→ **WRITTEN TASK**
Rewrite the lines from the very first one through the line containing "image-icon (143, 21, 170, 44)", inclusive, as a JSON list of strings with one string per line and any blank lines left out.

Start of MATERIAL FOR THIS TASK

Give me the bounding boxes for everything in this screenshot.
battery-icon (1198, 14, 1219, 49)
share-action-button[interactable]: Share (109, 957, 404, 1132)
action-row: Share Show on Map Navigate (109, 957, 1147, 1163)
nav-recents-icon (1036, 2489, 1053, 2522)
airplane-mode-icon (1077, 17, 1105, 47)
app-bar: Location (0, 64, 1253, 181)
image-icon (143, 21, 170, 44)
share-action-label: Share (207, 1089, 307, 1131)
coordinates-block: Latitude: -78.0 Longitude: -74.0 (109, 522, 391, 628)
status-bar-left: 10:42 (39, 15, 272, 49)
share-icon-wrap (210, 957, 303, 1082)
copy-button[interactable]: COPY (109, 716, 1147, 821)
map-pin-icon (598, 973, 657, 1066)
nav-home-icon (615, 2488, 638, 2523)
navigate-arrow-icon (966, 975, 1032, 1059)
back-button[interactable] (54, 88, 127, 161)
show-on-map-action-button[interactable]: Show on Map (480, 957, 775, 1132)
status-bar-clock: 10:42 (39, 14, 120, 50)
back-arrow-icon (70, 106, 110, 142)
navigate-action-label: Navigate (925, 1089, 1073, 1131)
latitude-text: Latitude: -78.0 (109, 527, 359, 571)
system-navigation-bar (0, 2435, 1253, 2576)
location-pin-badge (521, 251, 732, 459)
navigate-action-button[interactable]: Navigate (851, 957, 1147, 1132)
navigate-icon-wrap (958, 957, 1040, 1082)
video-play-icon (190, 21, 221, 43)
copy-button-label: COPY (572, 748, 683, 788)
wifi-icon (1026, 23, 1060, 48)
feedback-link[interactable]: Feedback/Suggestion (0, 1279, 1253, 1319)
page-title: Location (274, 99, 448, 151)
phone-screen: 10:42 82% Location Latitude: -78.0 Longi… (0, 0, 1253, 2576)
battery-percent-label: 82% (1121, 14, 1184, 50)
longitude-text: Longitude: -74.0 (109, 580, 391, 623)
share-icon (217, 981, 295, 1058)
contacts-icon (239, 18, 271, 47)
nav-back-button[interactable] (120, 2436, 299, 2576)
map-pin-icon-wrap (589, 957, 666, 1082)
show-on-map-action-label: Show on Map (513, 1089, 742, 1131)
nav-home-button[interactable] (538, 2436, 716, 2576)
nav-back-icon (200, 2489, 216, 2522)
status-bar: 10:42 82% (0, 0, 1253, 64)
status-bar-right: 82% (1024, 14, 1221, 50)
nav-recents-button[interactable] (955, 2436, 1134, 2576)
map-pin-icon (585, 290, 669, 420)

End of MATERIAL FOR THIS TASK

→ **EXERCISE RESULT**
[
  "Give me the bounding boxes for everything in this screenshot.",
  "battery-icon (1198, 14, 1219, 49)",
  "share-action-button[interactable]: Share (109, 957, 404, 1132)",
  "action-row: Share Show on Map Navigate (109, 957, 1147, 1163)",
  "nav-recents-icon (1036, 2489, 1053, 2522)",
  "airplane-mode-icon (1077, 17, 1105, 47)",
  "app-bar: Location (0, 64, 1253, 181)",
  "image-icon (143, 21, 170, 44)"
]